## Your assignment
Continue the passage on clinical uses of steroids from its last sentence.
───── Source text
A survey of anaphylaxis during anesthesia demonstrated that cardiovascular symptoms (73.6%), cutaneous symptoms (69.6%), and bronchospasm (44.2%) were the most common clinical features. Muscle relaxants are associated with the most frequent incidence of anaphylaxis, and over the last two decades, natural rubber latex (NRL, or cis-1,4-polyisoprene) has emerged as the second most common cause of anaphylaxis.

Corticosteroids can decrease the airway swelling and prevent recurrence of symptoms, as seen in biphasic or protracted anaphylaxis. Hydrocortisone is the preferred steroid because it has a fast onset of action. Glucocorticoids can supplement primary therapy to suppress manifestations of allergic diseases of limited duration like hay fever, serum sickness, urticaria, contact dermatitis, drug reactions, bee stings, and angioneurotic oedema. In mild forms of allergy, antihistamines are the first choice of drugs. In very severe forms, iv methylprednisolone 125 mg, every 6 hours or equivalent dose, can be used to obtain relief.

17. Application of Steroids in Cerebral Oedema

Steroids are of value in reduction or prevention of cerebral edema associated with parasitic infections or neoplasms [69]. The mechanism by which steroids influence vasogenic edema are thought to include one or more of the following.(i) Stabilisation of cerebral endothelium, leading to decrease in plasma filtration.(ii) Increase in lysosomal activity of cerebral capillaries.(iii) Inhibition of release of potentially toxic substances such as free radicals, fatty acids, and prostaglandins.(iv) Electrolyte shifts favoring transcapillary efflux of fluid.(v) Increase of local and global cerebral glucose use, leading to improved neuronal function.

In the management of patient with malignant brain tumor, it is not uncommon for subjects who are somnolent or stuporous on admission to respond within hours to loading dose of dexamethasone (8–32 mg) and appear alert and without neurological deficits by the following day [69].

Controversy exists regarding response to steroid use in closed head injury. As prolonged steroids are associated with various side effects, among them hyperglycemia and increased predisposition to infection which are harmful in head injury patient. So, use of steroids in traumatic brain injury is considered obsolete.

18. Efficacy of Steroids in Cardiac Arrest

Cardiac arrest causes global cerebral ischemia resulting in intracellular cytotoxic edema. Dexamethasone(0.5–1 mg/kg) is given initially followed by 4–8 mg every 6 hrs but methylprednisolone may be as effective [70]. The efficacy of steroids in treatment of perifocal vasogenic oedema as occurs in intrinsic mass lesions is well established but its value in intracellular cytotoxic edema is still unproved. Indeed steroids have not been shown to improve survival or neurologic recovery rate after arrest and there administration is not recommended.
──────────
───── Source material
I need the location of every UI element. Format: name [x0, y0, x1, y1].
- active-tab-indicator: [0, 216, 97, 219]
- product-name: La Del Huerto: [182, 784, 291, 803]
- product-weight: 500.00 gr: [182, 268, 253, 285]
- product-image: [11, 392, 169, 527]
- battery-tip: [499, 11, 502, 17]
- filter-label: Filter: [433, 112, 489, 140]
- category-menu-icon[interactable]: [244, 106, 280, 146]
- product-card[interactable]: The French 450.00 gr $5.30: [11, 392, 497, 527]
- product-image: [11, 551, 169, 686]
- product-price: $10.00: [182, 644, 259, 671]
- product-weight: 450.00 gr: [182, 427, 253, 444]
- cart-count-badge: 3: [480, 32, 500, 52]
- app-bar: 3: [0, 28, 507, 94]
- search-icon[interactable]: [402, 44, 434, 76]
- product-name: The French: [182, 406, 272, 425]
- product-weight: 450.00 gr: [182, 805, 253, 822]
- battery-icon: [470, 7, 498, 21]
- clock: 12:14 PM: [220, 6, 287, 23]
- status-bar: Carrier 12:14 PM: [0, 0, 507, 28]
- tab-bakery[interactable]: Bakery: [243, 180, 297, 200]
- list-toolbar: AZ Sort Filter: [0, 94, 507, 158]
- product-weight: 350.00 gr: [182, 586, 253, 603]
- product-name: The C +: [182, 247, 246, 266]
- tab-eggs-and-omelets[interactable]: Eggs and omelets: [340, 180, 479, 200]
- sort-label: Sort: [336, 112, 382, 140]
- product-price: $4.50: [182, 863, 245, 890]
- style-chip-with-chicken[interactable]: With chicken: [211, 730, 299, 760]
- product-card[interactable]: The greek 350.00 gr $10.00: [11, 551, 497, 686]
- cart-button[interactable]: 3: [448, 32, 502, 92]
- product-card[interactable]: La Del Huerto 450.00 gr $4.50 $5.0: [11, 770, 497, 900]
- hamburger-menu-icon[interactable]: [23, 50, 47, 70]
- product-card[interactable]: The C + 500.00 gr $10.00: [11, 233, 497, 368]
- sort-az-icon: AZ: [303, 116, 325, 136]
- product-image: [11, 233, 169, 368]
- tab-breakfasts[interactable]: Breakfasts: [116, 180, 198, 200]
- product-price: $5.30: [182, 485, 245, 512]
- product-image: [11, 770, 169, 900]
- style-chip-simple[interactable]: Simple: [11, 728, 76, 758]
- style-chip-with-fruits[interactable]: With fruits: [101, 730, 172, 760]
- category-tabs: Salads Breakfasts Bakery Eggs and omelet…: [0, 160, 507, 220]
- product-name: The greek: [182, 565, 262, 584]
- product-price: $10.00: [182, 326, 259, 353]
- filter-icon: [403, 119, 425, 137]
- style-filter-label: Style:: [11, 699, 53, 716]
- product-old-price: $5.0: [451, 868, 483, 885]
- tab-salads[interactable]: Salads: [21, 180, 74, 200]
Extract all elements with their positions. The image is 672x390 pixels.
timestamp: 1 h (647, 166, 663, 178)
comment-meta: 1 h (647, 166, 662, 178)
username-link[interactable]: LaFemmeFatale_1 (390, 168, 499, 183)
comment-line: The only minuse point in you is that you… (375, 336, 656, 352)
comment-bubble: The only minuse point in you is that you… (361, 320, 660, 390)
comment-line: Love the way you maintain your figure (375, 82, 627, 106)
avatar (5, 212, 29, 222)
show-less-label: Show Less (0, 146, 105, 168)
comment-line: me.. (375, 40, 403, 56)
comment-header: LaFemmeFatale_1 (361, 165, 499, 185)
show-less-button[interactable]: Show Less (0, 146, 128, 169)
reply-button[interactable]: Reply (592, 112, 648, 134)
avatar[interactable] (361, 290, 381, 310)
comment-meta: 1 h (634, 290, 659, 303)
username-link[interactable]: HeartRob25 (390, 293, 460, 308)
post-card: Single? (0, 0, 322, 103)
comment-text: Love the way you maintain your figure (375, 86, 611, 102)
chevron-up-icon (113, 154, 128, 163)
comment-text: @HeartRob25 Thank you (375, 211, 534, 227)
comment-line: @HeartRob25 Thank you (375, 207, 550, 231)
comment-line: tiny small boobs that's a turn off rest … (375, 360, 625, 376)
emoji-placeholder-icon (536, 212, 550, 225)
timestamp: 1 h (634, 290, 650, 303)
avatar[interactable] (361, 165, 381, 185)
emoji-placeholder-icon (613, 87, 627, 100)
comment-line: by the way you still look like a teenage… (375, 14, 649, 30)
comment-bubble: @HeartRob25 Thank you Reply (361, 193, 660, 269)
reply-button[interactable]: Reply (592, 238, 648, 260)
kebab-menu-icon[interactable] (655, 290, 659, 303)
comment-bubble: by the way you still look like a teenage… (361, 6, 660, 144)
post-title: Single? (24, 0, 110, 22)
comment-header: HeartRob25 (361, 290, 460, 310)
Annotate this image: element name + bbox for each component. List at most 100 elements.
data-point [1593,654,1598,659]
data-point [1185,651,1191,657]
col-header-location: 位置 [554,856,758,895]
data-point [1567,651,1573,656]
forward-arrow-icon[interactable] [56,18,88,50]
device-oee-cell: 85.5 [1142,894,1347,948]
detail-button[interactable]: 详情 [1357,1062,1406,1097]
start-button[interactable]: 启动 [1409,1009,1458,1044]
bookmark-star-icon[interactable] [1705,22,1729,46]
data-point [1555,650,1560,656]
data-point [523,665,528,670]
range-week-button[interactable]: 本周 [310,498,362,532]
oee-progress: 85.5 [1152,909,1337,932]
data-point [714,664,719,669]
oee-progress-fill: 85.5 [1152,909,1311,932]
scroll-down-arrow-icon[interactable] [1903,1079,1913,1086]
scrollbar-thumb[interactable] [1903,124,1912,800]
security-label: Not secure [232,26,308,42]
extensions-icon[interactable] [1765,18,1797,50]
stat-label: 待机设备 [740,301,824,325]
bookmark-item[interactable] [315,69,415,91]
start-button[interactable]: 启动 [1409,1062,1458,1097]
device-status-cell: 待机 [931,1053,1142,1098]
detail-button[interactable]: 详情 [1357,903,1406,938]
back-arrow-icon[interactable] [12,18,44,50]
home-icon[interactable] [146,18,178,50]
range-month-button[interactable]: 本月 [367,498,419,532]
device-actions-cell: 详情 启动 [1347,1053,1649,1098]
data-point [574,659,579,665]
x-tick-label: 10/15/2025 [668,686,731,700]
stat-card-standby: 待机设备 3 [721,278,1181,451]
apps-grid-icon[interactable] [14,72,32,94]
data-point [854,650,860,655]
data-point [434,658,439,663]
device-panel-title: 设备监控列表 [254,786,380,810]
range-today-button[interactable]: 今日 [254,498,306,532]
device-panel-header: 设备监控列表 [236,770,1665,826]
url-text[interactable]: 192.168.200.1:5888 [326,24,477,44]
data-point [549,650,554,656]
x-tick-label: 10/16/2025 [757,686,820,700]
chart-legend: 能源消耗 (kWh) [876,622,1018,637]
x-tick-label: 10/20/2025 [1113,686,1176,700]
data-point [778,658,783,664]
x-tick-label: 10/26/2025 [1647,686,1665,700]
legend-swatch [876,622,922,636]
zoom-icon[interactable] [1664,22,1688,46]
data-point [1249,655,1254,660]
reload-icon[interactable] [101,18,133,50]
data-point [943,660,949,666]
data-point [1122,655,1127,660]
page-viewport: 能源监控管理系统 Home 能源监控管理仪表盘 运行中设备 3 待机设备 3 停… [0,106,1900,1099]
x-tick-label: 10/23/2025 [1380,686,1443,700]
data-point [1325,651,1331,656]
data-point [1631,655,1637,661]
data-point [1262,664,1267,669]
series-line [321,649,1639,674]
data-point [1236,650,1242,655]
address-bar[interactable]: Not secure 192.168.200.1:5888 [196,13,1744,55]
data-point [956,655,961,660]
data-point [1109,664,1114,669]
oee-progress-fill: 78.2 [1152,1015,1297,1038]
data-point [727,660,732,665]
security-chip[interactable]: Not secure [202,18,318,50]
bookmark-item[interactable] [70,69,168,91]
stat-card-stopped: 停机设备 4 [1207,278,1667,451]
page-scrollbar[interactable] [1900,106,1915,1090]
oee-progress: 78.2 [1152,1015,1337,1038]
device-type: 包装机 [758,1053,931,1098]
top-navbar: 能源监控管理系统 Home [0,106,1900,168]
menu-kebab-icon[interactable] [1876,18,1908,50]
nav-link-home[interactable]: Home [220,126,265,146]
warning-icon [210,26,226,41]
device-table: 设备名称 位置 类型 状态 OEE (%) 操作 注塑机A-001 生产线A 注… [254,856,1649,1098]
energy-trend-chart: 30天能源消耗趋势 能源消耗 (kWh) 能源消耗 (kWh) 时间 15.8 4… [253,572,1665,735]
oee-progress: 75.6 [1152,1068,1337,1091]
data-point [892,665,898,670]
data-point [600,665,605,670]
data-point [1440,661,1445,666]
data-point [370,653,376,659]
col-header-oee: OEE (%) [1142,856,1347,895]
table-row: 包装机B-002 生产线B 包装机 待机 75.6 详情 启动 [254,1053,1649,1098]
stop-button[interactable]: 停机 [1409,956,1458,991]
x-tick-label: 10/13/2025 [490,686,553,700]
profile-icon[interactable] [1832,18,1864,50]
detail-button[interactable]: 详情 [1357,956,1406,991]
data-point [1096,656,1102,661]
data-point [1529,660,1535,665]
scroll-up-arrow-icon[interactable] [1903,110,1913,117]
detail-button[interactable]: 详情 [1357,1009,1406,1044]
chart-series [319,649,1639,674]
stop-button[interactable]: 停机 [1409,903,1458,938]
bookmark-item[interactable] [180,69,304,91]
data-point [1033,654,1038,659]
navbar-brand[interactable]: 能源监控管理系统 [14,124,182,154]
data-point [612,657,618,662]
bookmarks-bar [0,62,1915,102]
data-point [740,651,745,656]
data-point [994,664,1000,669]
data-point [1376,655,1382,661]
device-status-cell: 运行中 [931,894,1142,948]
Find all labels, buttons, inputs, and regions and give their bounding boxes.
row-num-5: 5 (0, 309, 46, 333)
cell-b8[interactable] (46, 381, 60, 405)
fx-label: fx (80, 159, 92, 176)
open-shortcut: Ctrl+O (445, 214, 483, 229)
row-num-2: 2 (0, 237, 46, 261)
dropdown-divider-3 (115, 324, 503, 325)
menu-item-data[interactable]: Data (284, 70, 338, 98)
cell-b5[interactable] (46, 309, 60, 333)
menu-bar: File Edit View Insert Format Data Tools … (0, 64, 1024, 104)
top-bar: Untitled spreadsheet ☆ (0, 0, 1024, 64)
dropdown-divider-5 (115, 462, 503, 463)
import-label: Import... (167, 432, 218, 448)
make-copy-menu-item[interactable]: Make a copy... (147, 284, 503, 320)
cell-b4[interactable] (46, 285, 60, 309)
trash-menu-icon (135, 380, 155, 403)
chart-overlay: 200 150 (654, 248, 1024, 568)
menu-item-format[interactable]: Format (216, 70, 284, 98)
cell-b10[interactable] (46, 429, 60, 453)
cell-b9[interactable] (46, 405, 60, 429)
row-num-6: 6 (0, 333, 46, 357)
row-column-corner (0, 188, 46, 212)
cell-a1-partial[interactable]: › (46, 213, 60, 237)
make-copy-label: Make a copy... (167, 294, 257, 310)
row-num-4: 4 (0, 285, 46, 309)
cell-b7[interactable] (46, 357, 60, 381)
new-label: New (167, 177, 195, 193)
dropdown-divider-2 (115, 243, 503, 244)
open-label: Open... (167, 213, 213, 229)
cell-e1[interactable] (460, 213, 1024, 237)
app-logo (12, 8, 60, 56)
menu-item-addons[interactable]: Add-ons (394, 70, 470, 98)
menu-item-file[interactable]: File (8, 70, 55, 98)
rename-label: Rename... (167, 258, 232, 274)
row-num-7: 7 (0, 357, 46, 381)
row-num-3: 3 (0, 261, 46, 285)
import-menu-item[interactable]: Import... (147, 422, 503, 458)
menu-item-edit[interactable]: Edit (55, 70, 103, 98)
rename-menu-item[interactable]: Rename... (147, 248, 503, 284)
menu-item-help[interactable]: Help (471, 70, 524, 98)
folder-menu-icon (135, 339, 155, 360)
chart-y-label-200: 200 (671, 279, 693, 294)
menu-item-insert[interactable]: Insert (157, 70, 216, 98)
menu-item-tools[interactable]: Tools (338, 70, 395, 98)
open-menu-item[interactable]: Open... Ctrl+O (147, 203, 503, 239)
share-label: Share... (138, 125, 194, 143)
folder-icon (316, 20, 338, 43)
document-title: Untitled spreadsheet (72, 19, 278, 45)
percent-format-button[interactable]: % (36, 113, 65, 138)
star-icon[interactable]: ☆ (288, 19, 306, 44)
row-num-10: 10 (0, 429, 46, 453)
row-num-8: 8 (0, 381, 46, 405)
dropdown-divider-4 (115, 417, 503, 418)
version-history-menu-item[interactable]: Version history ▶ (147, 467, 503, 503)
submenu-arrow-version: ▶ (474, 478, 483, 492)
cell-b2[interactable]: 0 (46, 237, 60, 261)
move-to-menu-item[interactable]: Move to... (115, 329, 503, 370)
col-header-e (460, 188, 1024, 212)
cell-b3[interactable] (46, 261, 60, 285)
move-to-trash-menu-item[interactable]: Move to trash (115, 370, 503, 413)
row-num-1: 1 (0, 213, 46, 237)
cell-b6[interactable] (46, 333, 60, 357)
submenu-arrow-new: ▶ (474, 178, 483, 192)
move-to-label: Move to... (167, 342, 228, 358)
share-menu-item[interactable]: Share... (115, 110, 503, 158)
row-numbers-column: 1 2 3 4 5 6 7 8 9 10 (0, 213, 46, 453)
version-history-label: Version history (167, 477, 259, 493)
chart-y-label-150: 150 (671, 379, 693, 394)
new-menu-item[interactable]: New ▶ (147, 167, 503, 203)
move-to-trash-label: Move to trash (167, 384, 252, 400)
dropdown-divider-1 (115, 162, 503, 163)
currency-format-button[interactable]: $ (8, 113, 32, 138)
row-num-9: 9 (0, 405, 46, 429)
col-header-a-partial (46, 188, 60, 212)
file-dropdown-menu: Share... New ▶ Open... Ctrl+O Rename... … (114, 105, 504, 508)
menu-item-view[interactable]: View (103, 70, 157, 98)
──────────
## Answer box
19. Adverse Drug Effects of Steroid Supplementation

19.1. Risks with Short-Term (Perioperative) Supplementation

Aggravation of hypertension, fluid retention, stress ulcers, GI bleeding, silent perforation, psychiatric disturbances, delayed and abnormal wound healing, hypokalemia, osteoporosis, increased susceptibility to infection, and decreased glucose tolerance.

19.2. Risks with Long-Term Supplementation

HPA axis suppression, hypokalemia metabolic alkalosis, oedema, weight gain, hyperglycemia, redistribution of body fat, buffalo hump, and proximal skeletal muscle myopathy.

20. Conclusion

As discussed in the paper, there is an increasing application of steroid therapy during perioperative period for various purposes. Because they exert effects on almost every organ system, the clinical use of and withdrawal from corticosteroids are complicated by a number of serious side effects, some of which are life-threatening. Therefore, the decision to institute therapy with corticosteroids always requires careful consideration of the relative risks and benefits in each patient. With improved medical and diagnostic facilities, it is more likely for any anaesthesiologist to encounter patients on long/short-term steroid therapy. Patients on long-term steroids are a challenge to any anaesthesiologist. It is incumbent on us to become familiar with all aspects of steroid physiology, functions, and adverse effects to avoid potentially life threatening situations in the perioperative period.